# Start of Material for this task

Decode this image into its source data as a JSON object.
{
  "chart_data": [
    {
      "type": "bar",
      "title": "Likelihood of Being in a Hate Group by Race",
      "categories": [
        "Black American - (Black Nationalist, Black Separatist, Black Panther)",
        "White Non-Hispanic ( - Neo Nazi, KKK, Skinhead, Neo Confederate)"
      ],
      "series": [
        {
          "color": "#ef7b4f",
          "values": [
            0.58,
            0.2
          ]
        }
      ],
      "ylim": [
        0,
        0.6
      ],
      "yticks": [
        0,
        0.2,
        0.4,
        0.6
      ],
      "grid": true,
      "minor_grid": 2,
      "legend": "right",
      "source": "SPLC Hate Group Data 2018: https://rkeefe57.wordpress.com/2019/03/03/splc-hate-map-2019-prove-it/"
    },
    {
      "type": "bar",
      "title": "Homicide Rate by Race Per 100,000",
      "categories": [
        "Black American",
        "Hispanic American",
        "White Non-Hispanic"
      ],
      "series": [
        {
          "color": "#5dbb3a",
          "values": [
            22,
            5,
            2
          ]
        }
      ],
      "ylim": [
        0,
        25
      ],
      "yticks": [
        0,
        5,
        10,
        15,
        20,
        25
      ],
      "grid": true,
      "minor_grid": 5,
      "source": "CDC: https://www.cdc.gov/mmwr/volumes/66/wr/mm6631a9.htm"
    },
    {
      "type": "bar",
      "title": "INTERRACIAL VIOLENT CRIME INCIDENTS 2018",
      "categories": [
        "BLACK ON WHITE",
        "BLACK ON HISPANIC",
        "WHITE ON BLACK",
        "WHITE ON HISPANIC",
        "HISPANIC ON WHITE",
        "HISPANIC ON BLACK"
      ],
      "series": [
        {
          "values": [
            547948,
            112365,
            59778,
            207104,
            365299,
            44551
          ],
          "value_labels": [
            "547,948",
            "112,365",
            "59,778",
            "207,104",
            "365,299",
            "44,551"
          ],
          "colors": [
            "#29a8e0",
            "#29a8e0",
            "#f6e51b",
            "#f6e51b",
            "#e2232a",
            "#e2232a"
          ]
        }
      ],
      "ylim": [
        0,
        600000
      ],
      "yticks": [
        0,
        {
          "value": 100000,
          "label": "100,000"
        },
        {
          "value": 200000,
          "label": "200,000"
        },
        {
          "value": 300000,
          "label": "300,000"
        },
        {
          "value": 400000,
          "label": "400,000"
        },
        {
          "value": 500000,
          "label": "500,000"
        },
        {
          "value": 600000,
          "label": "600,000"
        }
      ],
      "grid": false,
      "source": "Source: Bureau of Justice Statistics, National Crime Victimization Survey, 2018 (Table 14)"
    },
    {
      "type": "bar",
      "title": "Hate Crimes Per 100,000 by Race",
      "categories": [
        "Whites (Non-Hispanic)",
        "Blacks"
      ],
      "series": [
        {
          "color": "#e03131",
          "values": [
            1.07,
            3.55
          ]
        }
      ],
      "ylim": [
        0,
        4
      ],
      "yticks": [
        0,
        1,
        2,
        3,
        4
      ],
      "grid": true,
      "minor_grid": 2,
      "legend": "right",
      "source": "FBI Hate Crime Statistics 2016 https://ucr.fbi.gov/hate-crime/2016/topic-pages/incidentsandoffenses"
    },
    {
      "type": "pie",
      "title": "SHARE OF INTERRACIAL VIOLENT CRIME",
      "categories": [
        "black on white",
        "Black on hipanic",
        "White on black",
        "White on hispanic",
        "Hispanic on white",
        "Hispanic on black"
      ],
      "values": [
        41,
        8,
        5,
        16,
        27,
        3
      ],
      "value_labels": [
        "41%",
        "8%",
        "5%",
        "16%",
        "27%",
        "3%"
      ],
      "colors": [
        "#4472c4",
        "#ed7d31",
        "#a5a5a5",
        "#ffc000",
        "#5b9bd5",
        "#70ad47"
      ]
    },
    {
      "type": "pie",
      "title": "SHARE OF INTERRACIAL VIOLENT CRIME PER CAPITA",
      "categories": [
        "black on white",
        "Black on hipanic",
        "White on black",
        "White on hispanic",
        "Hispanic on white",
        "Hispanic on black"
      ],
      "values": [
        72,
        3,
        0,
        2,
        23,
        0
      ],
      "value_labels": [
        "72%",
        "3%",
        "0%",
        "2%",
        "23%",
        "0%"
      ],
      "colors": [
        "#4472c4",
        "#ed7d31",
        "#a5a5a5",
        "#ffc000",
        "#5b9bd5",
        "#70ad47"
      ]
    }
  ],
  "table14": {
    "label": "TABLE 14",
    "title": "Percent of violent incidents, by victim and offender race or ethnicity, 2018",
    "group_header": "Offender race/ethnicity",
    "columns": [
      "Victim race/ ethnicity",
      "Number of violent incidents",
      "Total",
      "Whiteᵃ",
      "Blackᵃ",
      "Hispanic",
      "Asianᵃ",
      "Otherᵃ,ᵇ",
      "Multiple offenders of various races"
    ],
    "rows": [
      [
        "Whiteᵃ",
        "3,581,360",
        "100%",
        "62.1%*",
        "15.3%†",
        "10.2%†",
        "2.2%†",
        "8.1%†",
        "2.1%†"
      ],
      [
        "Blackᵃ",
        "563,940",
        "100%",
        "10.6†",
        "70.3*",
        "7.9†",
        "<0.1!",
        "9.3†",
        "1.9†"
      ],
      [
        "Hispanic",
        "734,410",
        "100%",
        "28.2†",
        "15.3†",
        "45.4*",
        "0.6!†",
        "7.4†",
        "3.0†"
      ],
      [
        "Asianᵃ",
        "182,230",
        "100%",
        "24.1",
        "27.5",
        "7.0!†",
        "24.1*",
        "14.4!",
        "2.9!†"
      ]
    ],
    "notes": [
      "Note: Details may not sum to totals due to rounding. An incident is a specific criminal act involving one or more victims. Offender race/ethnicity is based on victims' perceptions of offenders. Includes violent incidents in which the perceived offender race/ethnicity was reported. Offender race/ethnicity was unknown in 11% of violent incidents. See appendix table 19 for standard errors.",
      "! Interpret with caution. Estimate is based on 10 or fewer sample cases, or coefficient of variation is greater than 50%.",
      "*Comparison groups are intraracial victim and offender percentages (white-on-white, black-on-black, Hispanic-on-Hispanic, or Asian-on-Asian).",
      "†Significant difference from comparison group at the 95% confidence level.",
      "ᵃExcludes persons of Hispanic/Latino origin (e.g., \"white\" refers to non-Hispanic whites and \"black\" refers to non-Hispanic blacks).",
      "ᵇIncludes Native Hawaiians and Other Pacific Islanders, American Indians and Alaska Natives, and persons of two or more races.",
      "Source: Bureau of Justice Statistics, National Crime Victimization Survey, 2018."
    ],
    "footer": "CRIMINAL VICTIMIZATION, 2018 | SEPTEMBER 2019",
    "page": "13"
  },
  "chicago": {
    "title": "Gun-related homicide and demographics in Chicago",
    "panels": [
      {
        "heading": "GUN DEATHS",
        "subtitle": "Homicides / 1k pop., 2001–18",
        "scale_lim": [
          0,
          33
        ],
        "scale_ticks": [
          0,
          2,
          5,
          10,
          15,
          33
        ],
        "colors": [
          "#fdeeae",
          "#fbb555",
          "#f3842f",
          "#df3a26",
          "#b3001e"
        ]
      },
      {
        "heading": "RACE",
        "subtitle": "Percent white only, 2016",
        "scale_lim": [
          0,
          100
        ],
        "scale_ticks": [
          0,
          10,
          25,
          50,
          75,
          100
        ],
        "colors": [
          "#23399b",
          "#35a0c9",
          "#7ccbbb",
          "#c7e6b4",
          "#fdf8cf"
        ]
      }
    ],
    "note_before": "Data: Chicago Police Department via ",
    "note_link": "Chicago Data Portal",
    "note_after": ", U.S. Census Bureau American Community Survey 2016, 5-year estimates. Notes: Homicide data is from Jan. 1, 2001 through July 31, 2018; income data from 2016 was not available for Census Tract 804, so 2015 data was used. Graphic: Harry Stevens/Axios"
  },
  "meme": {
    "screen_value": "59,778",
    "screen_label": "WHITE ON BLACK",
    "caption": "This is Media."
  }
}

# End of Material for this task

▶ [Your objective] Each line of the material above either contains the word "American" or does not; state how many do, and nothing else.

▶ [Exercise output] 5